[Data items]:
----------------------------------------

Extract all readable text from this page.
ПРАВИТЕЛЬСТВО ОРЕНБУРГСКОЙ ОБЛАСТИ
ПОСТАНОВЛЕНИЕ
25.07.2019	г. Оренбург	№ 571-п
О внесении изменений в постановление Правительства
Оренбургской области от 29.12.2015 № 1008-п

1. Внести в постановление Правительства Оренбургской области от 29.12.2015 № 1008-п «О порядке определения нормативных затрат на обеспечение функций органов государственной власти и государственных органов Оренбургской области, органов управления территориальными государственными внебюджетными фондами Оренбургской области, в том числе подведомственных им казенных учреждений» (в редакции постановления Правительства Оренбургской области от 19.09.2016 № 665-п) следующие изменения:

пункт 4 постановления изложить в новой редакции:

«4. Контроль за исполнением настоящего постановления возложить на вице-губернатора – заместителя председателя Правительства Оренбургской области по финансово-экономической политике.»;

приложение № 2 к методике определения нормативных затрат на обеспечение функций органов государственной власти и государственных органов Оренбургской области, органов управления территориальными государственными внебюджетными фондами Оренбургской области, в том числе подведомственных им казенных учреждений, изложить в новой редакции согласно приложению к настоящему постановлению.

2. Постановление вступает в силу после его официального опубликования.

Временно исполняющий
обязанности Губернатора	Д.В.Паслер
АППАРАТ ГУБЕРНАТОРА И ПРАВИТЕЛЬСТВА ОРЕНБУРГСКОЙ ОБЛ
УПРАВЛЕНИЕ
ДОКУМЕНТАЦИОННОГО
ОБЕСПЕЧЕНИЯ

----------------------------------------

[Task description]: Print every entry exactly as written.

[The solution]:
Extract all readable text from this page.
ПРАВИТЕЛЬСТВО ОРЕНБУРГСКОЙ ОБЛАСТИ
ПОСТАНОВЛЕНИЕ
25.07.2019	г. Оренбург	№ 571-п
О внесении изменений в постановление Правительства
Оренбургской области от 29.12.2015 № 1008-п

1. Внести в постановление Правительства Оренбургской области от 29.12.2015 № 1008-п «О порядке определения нормативных затрат на обеспечение функций органов государственной власти и государственных органов Оренбургской области, органов управления территориальными государственными внебюджетными фондами Оренбургской области, в том числе подведомственных им казенных учреждений» (в редакции постановления Правительства Оренбургской области от 19.09.2016 № 665-п) следующие изменения:

пункт 4 постановления изложить в новой редакции:

«4. Контроль за исполнением настоящего постановления возложить на вице-губернатора – заместителя председателя Правительства Оренбургской области по финансово-экономической политике.»;

приложение № 2 к методике определения нормативных затрат на обеспечение функций органов государственной власти и государственных органов Оренбургской области, органов управления территориальными государственными внебюджетными фондами Оренбургской области, в том числе подведомственных им казенных учреждений, изложить в новой редакции согласно приложению к настоящему постановлению.

2. Постановление вступает в силу после его официального опубликования.

Временно исполняющий
обязанности Губернатора	Д.В.Паслер
АППАРАТ ГУБЕРНАТОРА И ПРАВИТЕЛЬСТВА ОРЕНБУРГСКОЙ ОБЛ
УПРАВЛЕНИЕ
ДОКУМЕНТАЦИОННОГО
ОБЕСПЕЧЕНИЯ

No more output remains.